- Stated exercise
Extract each line where the string "title" shows up.

- Material shown
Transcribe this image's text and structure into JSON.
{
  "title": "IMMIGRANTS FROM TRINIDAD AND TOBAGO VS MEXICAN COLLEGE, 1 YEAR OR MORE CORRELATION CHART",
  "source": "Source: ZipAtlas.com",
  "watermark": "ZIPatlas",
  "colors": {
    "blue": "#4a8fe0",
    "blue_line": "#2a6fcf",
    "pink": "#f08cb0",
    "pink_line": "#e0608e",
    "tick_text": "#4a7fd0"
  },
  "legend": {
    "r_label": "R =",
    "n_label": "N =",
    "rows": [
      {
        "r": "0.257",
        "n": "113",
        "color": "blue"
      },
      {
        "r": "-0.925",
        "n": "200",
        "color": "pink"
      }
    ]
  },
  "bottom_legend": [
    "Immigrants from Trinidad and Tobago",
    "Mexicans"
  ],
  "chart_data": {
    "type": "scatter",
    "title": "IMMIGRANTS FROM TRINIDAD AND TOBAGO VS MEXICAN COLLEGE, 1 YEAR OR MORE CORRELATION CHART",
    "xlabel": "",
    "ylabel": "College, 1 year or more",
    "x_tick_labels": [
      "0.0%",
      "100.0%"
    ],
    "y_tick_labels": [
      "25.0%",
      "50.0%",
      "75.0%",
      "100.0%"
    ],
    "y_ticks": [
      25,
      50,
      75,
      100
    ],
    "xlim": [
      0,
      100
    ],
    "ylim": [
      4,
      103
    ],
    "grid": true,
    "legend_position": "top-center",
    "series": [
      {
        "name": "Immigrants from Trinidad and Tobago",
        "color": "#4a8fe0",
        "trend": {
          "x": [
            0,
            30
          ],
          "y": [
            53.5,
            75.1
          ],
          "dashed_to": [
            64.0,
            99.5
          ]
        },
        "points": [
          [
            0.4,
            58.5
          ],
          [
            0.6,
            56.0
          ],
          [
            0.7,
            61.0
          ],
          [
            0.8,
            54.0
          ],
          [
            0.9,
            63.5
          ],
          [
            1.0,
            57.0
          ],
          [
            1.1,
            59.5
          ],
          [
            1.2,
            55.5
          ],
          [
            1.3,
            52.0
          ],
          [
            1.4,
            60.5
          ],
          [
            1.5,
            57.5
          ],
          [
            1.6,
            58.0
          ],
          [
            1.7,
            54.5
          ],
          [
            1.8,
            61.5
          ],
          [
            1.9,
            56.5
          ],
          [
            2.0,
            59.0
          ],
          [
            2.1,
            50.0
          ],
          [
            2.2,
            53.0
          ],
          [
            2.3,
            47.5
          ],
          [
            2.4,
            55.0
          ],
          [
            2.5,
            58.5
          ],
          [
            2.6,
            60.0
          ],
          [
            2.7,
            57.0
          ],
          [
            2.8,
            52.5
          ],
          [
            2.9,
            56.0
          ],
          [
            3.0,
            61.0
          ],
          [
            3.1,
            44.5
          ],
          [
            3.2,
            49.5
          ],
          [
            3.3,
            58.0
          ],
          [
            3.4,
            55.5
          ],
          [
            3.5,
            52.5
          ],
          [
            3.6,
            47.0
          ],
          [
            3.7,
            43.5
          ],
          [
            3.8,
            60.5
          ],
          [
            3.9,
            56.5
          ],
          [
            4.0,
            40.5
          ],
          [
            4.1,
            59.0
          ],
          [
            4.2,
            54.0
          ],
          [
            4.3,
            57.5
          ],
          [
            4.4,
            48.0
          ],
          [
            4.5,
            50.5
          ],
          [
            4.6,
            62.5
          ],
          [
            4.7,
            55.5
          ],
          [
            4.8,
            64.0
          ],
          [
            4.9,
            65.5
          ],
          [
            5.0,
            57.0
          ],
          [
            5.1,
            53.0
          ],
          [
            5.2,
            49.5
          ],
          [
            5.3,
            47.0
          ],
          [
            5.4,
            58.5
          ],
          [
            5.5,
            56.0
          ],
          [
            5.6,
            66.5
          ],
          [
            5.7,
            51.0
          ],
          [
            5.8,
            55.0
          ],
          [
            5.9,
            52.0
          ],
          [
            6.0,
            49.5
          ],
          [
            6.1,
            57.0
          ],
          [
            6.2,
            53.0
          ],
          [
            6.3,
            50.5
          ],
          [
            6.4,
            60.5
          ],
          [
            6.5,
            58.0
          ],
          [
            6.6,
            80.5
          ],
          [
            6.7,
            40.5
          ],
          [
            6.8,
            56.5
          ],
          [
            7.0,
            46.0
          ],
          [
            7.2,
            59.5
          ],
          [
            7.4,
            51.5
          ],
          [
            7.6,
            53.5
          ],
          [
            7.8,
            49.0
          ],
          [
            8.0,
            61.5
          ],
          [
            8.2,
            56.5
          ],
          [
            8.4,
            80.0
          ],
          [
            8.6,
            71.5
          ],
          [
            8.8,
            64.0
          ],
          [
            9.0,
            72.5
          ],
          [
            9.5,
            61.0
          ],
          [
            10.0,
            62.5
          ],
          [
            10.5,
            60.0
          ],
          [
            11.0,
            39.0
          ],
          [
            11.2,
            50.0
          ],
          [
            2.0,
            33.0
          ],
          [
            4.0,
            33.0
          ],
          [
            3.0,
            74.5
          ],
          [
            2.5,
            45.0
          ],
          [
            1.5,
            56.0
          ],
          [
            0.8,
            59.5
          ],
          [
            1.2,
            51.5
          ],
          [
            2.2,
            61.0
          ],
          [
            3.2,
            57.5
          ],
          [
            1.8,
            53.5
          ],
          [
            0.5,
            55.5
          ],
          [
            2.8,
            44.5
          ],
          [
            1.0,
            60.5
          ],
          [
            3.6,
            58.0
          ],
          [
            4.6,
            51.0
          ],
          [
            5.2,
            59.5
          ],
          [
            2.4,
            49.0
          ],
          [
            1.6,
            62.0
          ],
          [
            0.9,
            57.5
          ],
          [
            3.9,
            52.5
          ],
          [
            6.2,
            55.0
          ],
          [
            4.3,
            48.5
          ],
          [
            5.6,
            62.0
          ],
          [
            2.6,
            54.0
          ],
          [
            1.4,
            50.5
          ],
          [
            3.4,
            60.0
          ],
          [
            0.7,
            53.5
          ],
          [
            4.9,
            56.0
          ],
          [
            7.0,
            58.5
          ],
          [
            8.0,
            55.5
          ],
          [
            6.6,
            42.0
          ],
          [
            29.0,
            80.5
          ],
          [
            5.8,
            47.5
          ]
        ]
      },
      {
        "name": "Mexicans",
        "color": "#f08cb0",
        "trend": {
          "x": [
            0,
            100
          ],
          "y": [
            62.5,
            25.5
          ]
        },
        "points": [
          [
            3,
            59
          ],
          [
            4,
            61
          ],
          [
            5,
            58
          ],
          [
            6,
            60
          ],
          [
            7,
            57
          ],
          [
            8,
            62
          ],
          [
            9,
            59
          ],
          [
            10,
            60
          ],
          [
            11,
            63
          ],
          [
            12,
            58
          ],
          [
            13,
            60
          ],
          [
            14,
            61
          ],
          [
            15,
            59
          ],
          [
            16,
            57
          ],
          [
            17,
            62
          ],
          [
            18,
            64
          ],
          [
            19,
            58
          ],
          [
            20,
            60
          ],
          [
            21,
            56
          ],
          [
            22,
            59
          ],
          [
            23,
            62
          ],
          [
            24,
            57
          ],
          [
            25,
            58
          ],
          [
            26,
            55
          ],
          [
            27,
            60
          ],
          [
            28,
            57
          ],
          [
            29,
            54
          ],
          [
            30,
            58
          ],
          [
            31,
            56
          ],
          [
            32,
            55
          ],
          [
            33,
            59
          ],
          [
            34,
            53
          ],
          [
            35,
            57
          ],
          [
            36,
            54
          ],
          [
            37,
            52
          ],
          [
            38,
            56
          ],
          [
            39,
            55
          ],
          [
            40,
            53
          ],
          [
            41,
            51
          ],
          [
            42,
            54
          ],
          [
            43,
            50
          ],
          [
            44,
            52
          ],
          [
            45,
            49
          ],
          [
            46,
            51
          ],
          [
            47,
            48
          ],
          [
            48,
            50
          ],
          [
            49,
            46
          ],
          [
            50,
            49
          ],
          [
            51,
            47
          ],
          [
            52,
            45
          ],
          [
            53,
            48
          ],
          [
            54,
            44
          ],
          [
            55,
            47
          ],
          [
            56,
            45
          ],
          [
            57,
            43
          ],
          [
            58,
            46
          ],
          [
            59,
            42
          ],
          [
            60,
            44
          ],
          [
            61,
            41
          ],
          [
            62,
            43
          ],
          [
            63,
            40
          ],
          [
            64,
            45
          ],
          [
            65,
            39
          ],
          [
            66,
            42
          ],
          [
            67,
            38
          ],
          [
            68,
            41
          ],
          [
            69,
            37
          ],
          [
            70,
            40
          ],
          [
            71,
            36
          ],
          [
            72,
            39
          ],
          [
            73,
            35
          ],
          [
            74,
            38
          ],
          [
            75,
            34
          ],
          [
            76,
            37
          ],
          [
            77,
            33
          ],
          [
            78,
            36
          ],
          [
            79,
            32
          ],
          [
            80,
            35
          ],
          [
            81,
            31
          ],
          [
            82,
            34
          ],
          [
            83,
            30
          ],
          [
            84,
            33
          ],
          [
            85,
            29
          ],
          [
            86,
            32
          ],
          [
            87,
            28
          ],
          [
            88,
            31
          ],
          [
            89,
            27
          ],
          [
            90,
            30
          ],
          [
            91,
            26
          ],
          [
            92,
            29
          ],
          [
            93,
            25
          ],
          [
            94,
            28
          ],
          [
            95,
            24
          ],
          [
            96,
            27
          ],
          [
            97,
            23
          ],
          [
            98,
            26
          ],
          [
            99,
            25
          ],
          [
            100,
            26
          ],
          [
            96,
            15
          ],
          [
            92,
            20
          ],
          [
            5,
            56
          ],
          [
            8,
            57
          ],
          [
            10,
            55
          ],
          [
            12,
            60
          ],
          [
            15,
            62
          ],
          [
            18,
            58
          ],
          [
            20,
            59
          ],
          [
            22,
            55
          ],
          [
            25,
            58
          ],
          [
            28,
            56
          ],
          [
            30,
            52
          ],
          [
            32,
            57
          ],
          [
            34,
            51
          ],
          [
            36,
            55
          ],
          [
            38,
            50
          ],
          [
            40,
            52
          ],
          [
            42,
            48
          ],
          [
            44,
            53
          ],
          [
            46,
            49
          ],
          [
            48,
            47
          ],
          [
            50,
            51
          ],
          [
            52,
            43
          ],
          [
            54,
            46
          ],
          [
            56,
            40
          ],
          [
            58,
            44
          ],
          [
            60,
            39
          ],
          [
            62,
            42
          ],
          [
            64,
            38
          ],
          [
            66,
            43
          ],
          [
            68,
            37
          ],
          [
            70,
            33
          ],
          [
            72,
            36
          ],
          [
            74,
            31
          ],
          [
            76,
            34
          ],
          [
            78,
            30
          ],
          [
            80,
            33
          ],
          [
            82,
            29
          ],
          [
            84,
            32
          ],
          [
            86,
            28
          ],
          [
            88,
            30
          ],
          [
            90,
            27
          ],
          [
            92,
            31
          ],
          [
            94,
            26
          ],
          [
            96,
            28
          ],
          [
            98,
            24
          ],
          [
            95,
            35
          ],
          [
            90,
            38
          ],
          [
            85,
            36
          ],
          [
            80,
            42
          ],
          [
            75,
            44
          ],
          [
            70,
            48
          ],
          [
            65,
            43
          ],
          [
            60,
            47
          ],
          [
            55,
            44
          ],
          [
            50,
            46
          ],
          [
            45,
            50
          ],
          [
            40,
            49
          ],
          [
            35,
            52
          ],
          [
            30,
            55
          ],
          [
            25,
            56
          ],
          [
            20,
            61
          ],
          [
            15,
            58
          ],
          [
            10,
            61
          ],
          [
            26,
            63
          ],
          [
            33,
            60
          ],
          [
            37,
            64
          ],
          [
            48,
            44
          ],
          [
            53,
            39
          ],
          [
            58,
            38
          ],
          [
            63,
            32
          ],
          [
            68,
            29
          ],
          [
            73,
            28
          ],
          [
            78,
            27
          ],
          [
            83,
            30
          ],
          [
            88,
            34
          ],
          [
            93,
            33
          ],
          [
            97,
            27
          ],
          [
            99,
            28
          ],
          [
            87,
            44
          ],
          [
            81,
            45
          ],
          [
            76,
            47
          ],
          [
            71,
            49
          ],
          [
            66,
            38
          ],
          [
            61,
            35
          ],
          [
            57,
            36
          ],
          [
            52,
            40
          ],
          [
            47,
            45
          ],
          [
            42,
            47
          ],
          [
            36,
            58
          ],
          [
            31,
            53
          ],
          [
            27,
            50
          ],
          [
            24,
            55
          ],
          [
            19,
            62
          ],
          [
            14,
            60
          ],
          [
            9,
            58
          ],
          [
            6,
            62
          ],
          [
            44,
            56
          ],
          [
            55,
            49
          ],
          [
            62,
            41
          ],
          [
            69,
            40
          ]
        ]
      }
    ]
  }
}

- Response to this task
  "title": "IMMIGRANTS FROM TRINIDAD AND TOBAGO VS MEXICAN COLLEGE, 1 YEAR OR MORE CORRELATION CHART",
    "title": "IMMIGRANTS FROM TRINIDAD AND TOBAGO VS MEXICAN COLLEGE, 1 YEAR OR MORE CORRELATION CHART",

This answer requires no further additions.